__DIRECTION__
Do not include the pictures; repeat the rest of the data exactly.

##########

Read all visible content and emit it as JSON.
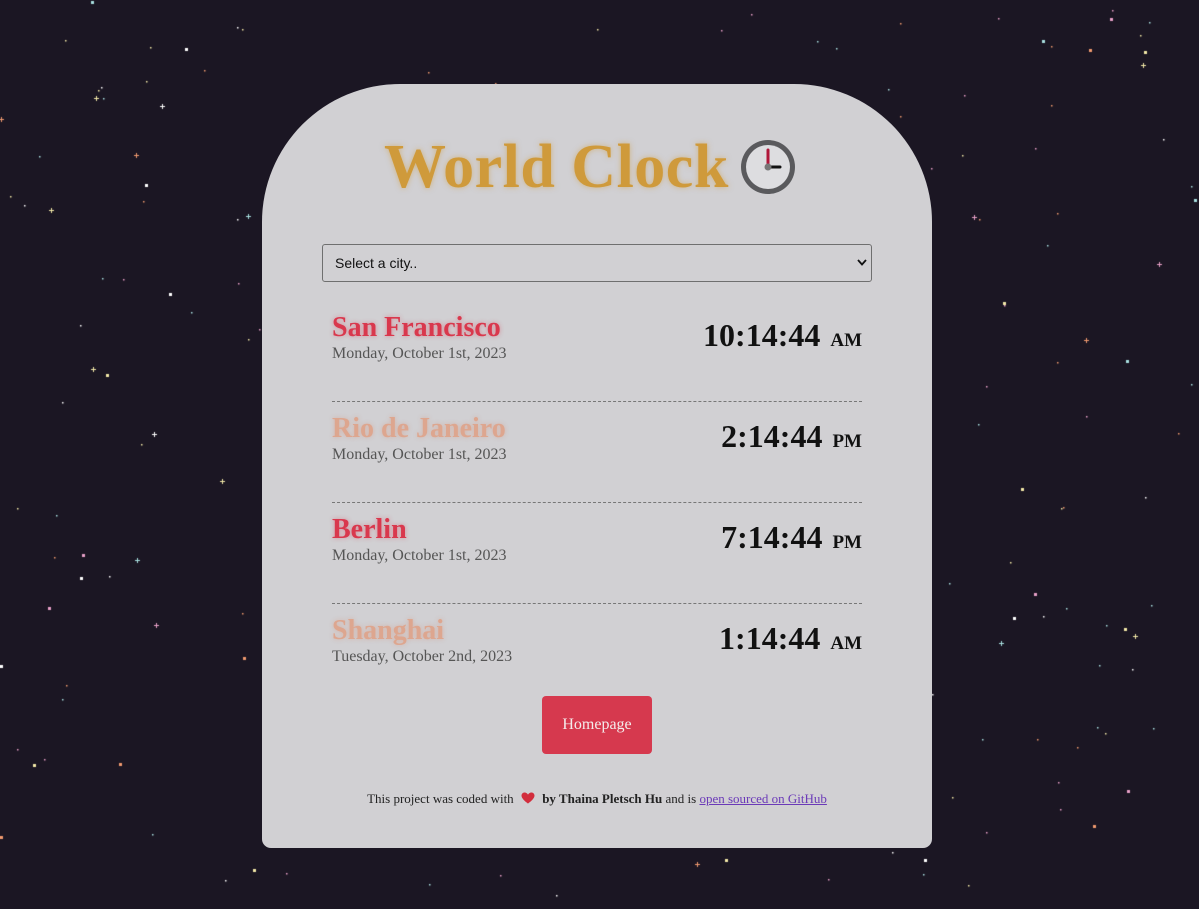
{
  "colors": {
    "background": "#1b1623",
    "card": "#d1d0d3",
    "title": "#cf9a3b",
    "accent": "#d9384d",
    "accent_soft": "#dda68f",
    "button": "#d6394e",
    "link": "#6b3ab8"
  },
  "header": {
    "title": "World Clock",
    "icon": "clock-icon"
  },
  "city_select": {
    "selected": "Select a city.."
  },
  "cities": [
    {
      "name": "San Francisco",
      "date": "Monday, October 1st, 2023",
      "time": "10:14:44",
      "ampm": "AM",
      "style": "strong"
    },
    {
      "name": "Rio de Janeiro",
      "date": "Monday, October 1st, 2023",
      "time": "2:14:44",
      "ampm": "PM",
      "style": "soft"
    },
    {
      "name": "Berlin",
      "date": "Monday, October 1st, 2023",
      "time": "7:14:44",
      "ampm": "PM",
      "style": "strong"
    },
    {
      "name": "Shanghai",
      "date": "Tuesday, October 2nd, 2023",
      "time": "1:14:44",
      "ampm": "AM",
      "style": "soft"
    }
  ],
  "homepage_button": {
    "label": "Homepage"
  },
  "footer": {
    "prefix": "This project was coded with",
    "heart_icon": "heart-icon",
    "author": "by Thaina Pletsch Hu",
    "middle": "and is",
    "link_text": "open sourced on GitHub"
  }
}
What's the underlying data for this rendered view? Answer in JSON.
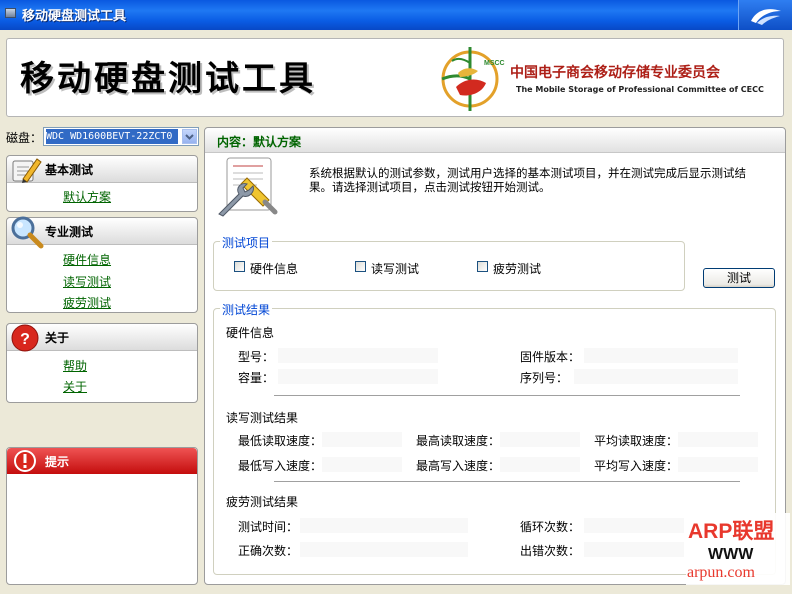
{
  "window": {
    "title": "移动硬盘测试工具"
  },
  "banner": {
    "title": "移动硬盘测试工具",
    "logo_text": "MSCC",
    "org_cn": "中国电子商会移动存储专业委员会",
    "org_en": "The Mobile Storage of Professional Committee of CECC"
  },
  "disk": {
    "label": "磁盘：",
    "selected": "WDC WD1600BEVT-22ZCT0"
  },
  "sidebar": {
    "basic": {
      "title": "基本测试",
      "items": [
        "默认方案"
      ]
    },
    "pro": {
      "title": "专业测试",
      "items": [
        "硬件信息",
        "读写测试",
        "疲劳测试"
      ]
    },
    "about": {
      "title": "关于",
      "items": [
        "帮助",
        "关于"
      ]
    },
    "tip": {
      "title": "提示"
    }
  },
  "content": {
    "header": "内容：默认方案",
    "description": "系统根据默认的测试参数，测试用户选择的基本测试项目，并在测试完成后显示测试结果。请选择测试项目，点击测试按钮开始测试。",
    "test_items": {
      "legend": "测试项目",
      "options": [
        {
          "label": "硬件信息",
          "checked": false
        },
        {
          "label": "读写测试",
          "checked": false
        },
        {
          "label": "疲劳测试",
          "checked": false
        }
      ]
    },
    "test_button": "测试",
    "results": {
      "legend": "测试结果",
      "hardware": {
        "title": "硬件信息",
        "model_label": "型号：",
        "firmware_label": "固件版本：",
        "capacity_label": "容量：",
        "serial_label": "序列号：",
        "model": "",
        "firmware": "",
        "capacity": "",
        "serial": ""
      },
      "rw": {
        "title": "读写测试结果",
        "min_read": "最低读取速度：",
        "max_read": "最高读取速度：",
        "avg_read": "平均读取速度：",
        "min_write": "最低写入速度：",
        "max_write": "最高写入速度：",
        "avg_write": "平均写入速度："
      },
      "fatigue": {
        "title": "疲劳测试结果",
        "time": "测试时间：",
        "loops": "循环次数：",
        "correct": "正确次数：",
        "errors": "出错次数："
      }
    }
  },
  "watermark": {
    "line1": "ARP联盟",
    "line2": "WWW",
    "line3": "arpun.com"
  },
  "colors": {
    "titlebar": "#0a59e0",
    "link_green": "#006400",
    "legend_blue": "#0046d5",
    "banner_red": "#ad1f17",
    "tip_red": "#c40d0d"
  }
}
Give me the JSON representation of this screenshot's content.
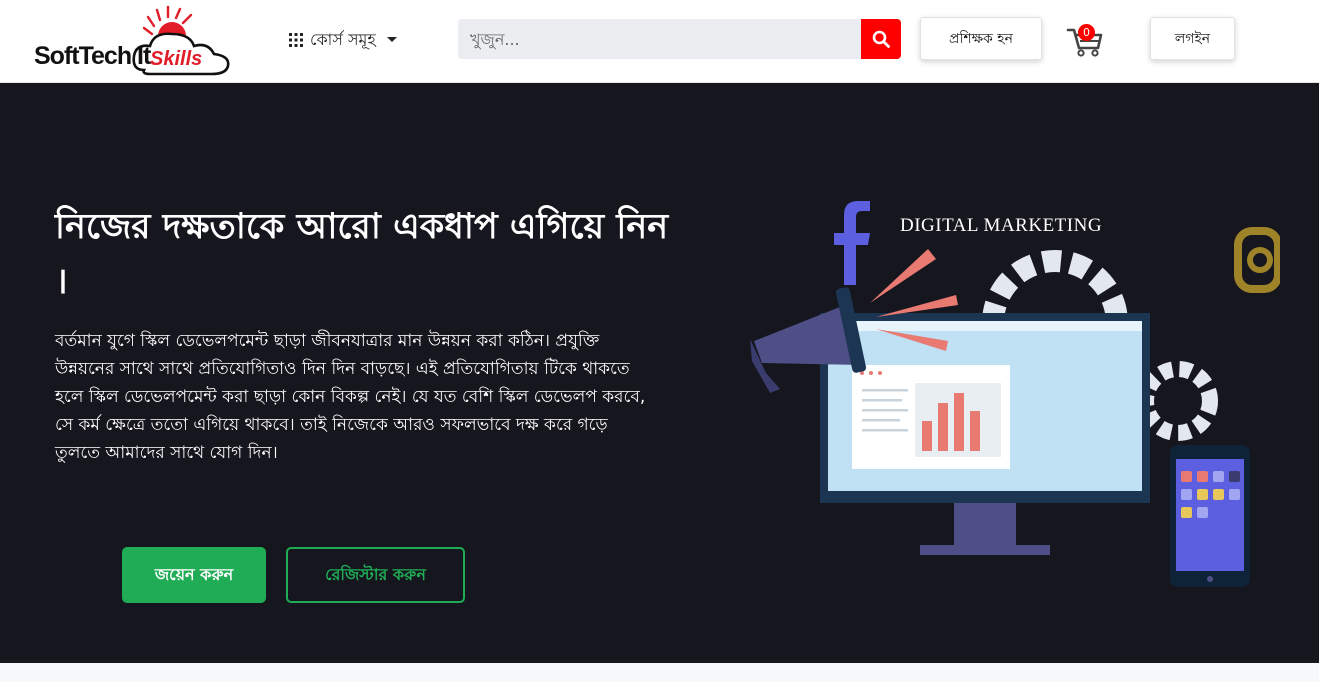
{
  "brand": {
    "name": "SoftTech It",
    "sub": "Skills",
    "accent": "#e11d2a"
  },
  "nav": {
    "courses_label": "কোর্স সমূহ",
    "courses_icon": "grid-icon",
    "chevron_icon": "chevron-down-icon"
  },
  "search": {
    "placeholder": "খুজুন...",
    "value": "",
    "button_icon": "search-icon",
    "button_color": "#ff0000"
  },
  "header_actions": {
    "instructor_label": "প্রশিক্ষক হন",
    "cart_icon": "cart-icon",
    "cart_count": "0",
    "login_label": "লগইন"
  },
  "hero": {
    "title": "নিজের দক্ষতাকে আরো একধাপ এগিয়ে নিন ।",
    "description": "বর্তমান যুগে স্কিল ডেভেলপমেন্ট ছাড়া জীবনযাত্রার মান উন্নয়ন করা কঠিন। প্রযুক্তি উন্নয়নের সাথে সাথে প্রতিযোগিতাও দিন দিন বাড়ছে। এই প্রতিযোগিতায় টিকে থাকতে হলে স্কিল ডেভেলপমেন্ট করা ছাড়া কোন বিকল্প নেই। যে যত বেশি স্কিল ডেভেলপ করবে, সে কর্ম ক্ষেত্রে ততো এগিয়ে থাকবে। তাই নিজেকে আরও সফলভাবে দক্ষ করে গড়ে তুলতে আমাদের সাথে যোগ দিন।",
    "join_label": "জয়েন করুন",
    "register_label": "রেজিস্টার করুন",
    "background": "#16161f",
    "green": "#1fac55"
  },
  "illustration": {
    "label": "DIGITAL MARKETING",
    "icons": [
      "facebook-icon",
      "megaphone-icon",
      "gear-icon",
      "monitor-icon",
      "phone-icon",
      "instagram-icon"
    ]
  }
}
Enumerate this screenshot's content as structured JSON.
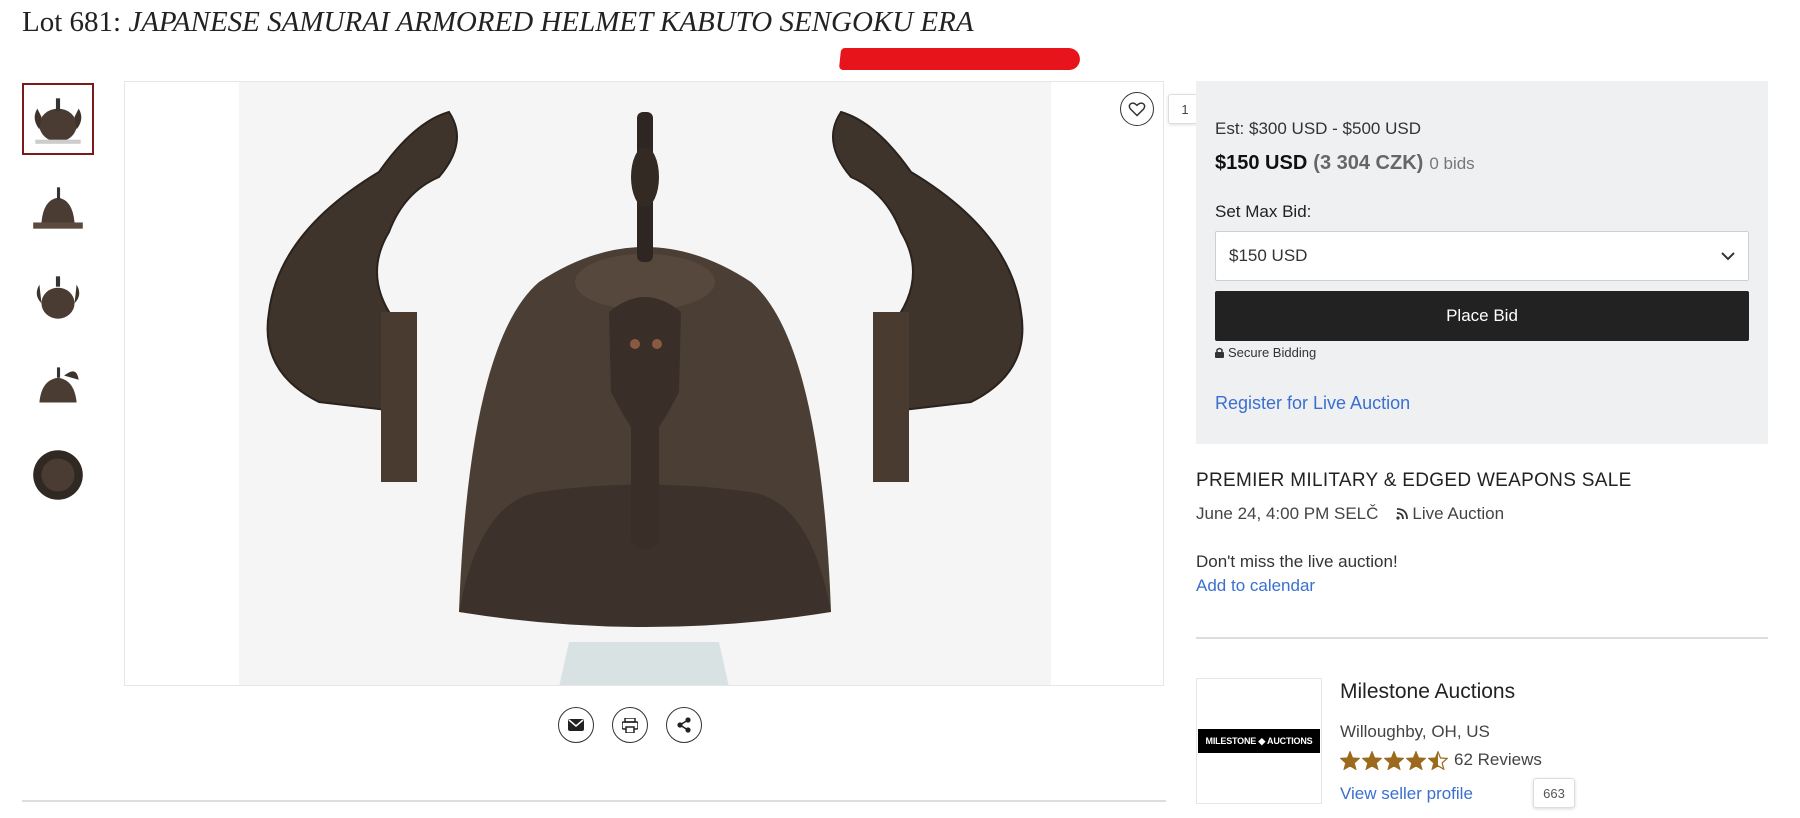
{
  "lot": {
    "prefix": "Lot 681:",
    "title": "JAPANESE SAMURAI ARMORED HELMET KABUTO SENGOKU ERA"
  },
  "thumbnails": [
    {
      "alt": "helmet-front"
    },
    {
      "alt": "helmet-side"
    },
    {
      "alt": "helmet-front-2"
    },
    {
      "alt": "helmet-side-2"
    },
    {
      "alt": "helmet-inside"
    }
  ],
  "favorite": {
    "count": "1"
  },
  "share": {
    "email": "envelope-icon",
    "print": "printer-icon",
    "share": "share-icon"
  },
  "bid": {
    "estimate": "Est: $300 USD - $500 USD",
    "current_usd": "$150 USD",
    "current_czk": "(3 304 CZK)",
    "bids": "0 bids",
    "max_bid_label": "Set Max Bid:",
    "max_bid_value": "$150 USD",
    "place_bid": "Place Bid",
    "secure": "Secure Bidding",
    "register": "Register for Live Auction"
  },
  "sale": {
    "title": "PREMIER MILITARY & EDGED WEAPONS SALE",
    "date": "June 24, 4:00 PM SELČ",
    "type": "Live Auction",
    "reminder": "Don't miss the live auction!",
    "calendar": "Add to calendar"
  },
  "seller": {
    "logo_text": "MILESTONE ◆ AUCTIONS",
    "name": "Milestone Auctions",
    "location": "Willoughby, OH, US",
    "rating": 4.5,
    "reviews": "62 Reviews",
    "profile": "View seller profile",
    "badge": "663"
  },
  "colors": {
    "accent": "#3a6fd0",
    "star": "#9b6a1e",
    "button": "#222222",
    "thumb_active": "#7a1b1b"
  }
}
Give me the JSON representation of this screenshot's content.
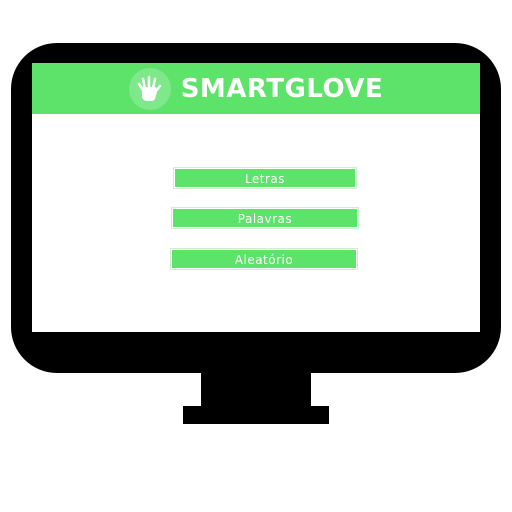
{
  "colors": {
    "accent": "#5de36a",
    "logo_circle": "#7ee88a",
    "monitor": "#000000",
    "screen": "#ffffff",
    "text_on_accent": "#ffffff"
  },
  "header": {
    "title": "SMARTGLOVE",
    "logo_icon": "hand-icon"
  },
  "menu": {
    "buttons": [
      {
        "label": "Letras"
      },
      {
        "label": "Palavras"
      },
      {
        "label": "Aleatório"
      }
    ]
  }
}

##########

__TASK RESULT__
Read all visible content and emit it as JSON.
{
  "colors": {
    "background": "#1b1623",
    "card": "#d1d0d3",
    "title": "#cf9a3b",
    "accent": "#d9384d",
    "accent_soft": "#dda68f",
    "button": "#d6394e",
    "link": "#6b3ab8"
  },
  "header": {
    "title": "World Clock",
    "icon": "clock-icon"
  },
  "city_select": {
    "selected": "Select a city.."
  },
  "cities": [
    {
      "name": "San Francisco",
      "date": "Monday, October 1st, 2023",
      "time": "10:14:44",
      "ampm": "AM",
      "style": "strong"
    },
    {
      "name": "Rio de Janeiro",
      "date": "Monday, October 1st, 2023",
      "time": "2:14:44",
      "ampm": "PM",
      "style": "soft"
    },
    {
      "name": "Berlin",
      "date": "Monday, October 1st, 2023",
      "time": "7:14:44",
      "ampm": "PM",
      "style": "strong"
    },
    {
      "name": "Shanghai",
      "date": "Tuesday, October 2nd, 2023",
      "time": "1:14:44",
      "ampm": "AM",
      "style": "soft"
    }
  ],
  "homepage_button": {
    "label": "Homepage"
  },
  "footer": {
    "prefix": "This project was coded with",
    "heart_icon": "heart-icon",
    "author": "by Thaina Pletsch Hu",
    "middle": "and is",
    "link_text": "open sourced on GitHub"
  }
}
What's the underlying data for this rendered view? Answer in JSON.
{
  "window": {
    "title": "移动硬盘测试工具"
  },
  "banner": {
    "title": "移动硬盘测试工具",
    "logo_text": "MSCC",
    "org_cn": "中国电子商会移动存储专业委员会",
    "org_en": "The Mobile Storage of Professional Committee of CECC"
  },
  "disk": {
    "label": "磁盘：",
    "selected": "WDC WD1600BEVT-22ZCT0"
  },
  "sidebar": {
    "basic": {
      "title": "基本测试",
      "items": [
        "默认方案"
      ]
    },
    "pro": {
      "title": "专业测试",
      "items": [
        "硬件信息",
        "读写测试",
        "疲劳测试"
      ]
    },
    "about": {
      "title": "关于",
      "items": [
        "帮助",
        "关于"
      ]
    },
    "tip": {
      "title": "提示"
    }
  },
  "content": {
    "header": "内容：默认方案",
    "description": "系统根据默认的测试参数，测试用户选择的基本测试项目，并在测试完成后显示测试结果。请选择测试项目，点击测试按钮开始测试。",
    "test_items": {
      "legend": "测试项目",
      "options": [
        {
          "label": "硬件信息",
          "checked": false
        },
        {
          "label": "读写测试",
          "checked": false
        },
        {
          "label": "疲劳测试",
          "checked": false
        }
      ]
    },
    "test_button": "测试",
    "results": {
      "legend": "测试结果",
      "hardware": {
        "title": "硬件信息",
        "model_label": "型号：",
        "firmware_label": "固件版本：",
        "capacity_label": "容量：",
        "serial_label": "序列号：",
        "model": "",
        "firmware": "",
        "capacity": "",
        "serial": ""
      },
      "rw": {
        "title": "读写测试结果",
        "min_read": "最低读取速度：",
        "max_read": "最高读取速度：",
        "avg_read": "平均读取速度：",
        "min_write": "最低写入速度：",
        "max_write": "最高写入速度：",
        "avg_write": "平均写入速度："
      },
      "fatigue": {
        "title": "疲劳测试结果",
        "time": "测试时间：",
        "loops": "循环次数：",
        "correct": "正确次数：",
        "errors": "出错次数："
      }
    }
  },
  "watermark": {
    "line1": "ARP联盟",
    "line2": "WWW",
    "line3": "arpun.com"
  },
  "colors": {
    "titlebar": "#0a59e0",
    "link_green": "#006400",
    "legend_blue": "#0046d5",
    "banner_red": "#ad1f17",
    "tip_red": "#c40d0d"
  }
}
Give me the JSON representation of this screenshot's content.
{
  "brand": {
    "name": "SoftTech It",
    "sub": "Skills",
    "accent": "#e11d2a"
  },
  "nav": {
    "courses_label": "কোর্স সমূহ",
    "courses_icon": "grid-icon",
    "chevron_icon": "chevron-down-icon"
  },
  "search": {
    "placeholder": "খুজুন...",
    "value": "",
    "button_icon": "search-icon",
    "button_color": "#ff0000"
  },
  "header_actions": {
    "instructor_label": "প্রশিক্ষক হন",
    "cart_icon": "cart-icon",
    "cart_count": "0",
    "login_label": "লগইন"
  },
  "hero": {
    "title": "নিজের দক্ষতাকে আরো একধাপ এগিয়ে নিন ।",
    "description": "বর্তমান যুগে স্কিল ডেভেলপমেন্ট ছাড়া জীবনযাত্রার মান উন্নয়ন করা কঠিন। প্রযুক্তি উন্নয়নের সাথে সাথে প্রতিযোগিতাও দিন দিন বাড়ছে। এই প্রতিযোগিতায় টিকে থাকতে হলে স্কিল ডেভেলপমেন্ট করা ছাড়া কোন বিকল্প নেই। যে যত বেশি স্কিল ডেভেলপ করবে, সে কর্ম ক্ষেত্রে ততো এগিয়ে থাকবে। তাই নিজেকে আরও সফলভাবে দক্ষ করে গড়ে তুলতে আমাদের সাথে যোগ দিন।",
    "join_label": "জয়েন করুন",
    "register_label": "রেজিস্টার করুন",
    "background": "#16161f",
    "green": "#1fac55"
  },
  "illustration": {
    "label": "DIGITAL MARKETING",
    "icons": [
      "facebook-icon",
      "megaphone-icon",
      "gear-icon",
      "monitor-icon",
      "phone-icon",
      "instagram-icon"
    ]
  }
}
Enumerate this screenshot's content as structured JSON.
{
  "lot": {
    "prefix": "Lot 681:",
    "title": "JAPANESE SAMURAI ARMORED HELMET KABUTO SENGOKU ERA"
  },
  "thumbnails": [
    {
      "alt": "helmet-front"
    },
    {
      "alt": "helmet-side"
    },
    {
      "alt": "helmet-front-2"
    },
    {
      "alt": "helmet-side-2"
    },
    {
      "alt": "helmet-inside"
    }
  ],
  "favorite": {
    "count": "1"
  },
  "share": {
    "email": "envelope-icon",
    "print": "printer-icon",
    "share": "share-icon"
  },
  "bid": {
    "estimate": "Est: $300 USD - $500 USD",
    "current_usd": "$150 USD",
    "current_czk": "(3 304 CZK)",
    "bids": "0 bids",
    "max_bid_label": "Set Max Bid:",
    "max_bid_value": "$150 USD",
    "place_bid": "Place Bid",
    "secure": "Secure Bidding",
    "register": "Register for Live Auction"
  },
  "sale": {
    "title": "PREMIER MILITARY & EDGED WEAPONS SALE",
    "date": "June 24, 4:00 PM SELČ",
    "type": "Live Auction",
    "reminder": "Don't miss the live auction!",
    "calendar": "Add to calendar"
  },
  "seller": {
    "logo_text": "MILESTONE ◆ AUCTIONS",
    "name": "Milestone Auctions",
    "location": "Willoughby, OH, US",
    "rating": 4.5,
    "reviews": "62 Reviews",
    "profile": "View seller profile",
    "badge": "663"
  },
  "colors": {
    "accent": "#3a6fd0",
    "star": "#9b6a1e",
    "button": "#222222",
    "thumb_active": "#7a1b1b"
  }
}
Give me the JSON representation of this screenshot's content.
{
  "colors": {
    "accent": "#5de36a",
    "logo_circle": "#7ee88a",
    "monitor": "#000000",
    "screen": "#ffffff",
    "text_on_accent": "#ffffff"
  },
  "header": {
    "title": "SMARTGLOVE",
    "logo_icon": "hand-icon"
  },
  "menu": {
    "buttons": [
      {
        "label": "Letras"
      },
      {
        "label": "Palavras"
      },
      {
        "label": "Aleatório"
      }
    ]
  }
}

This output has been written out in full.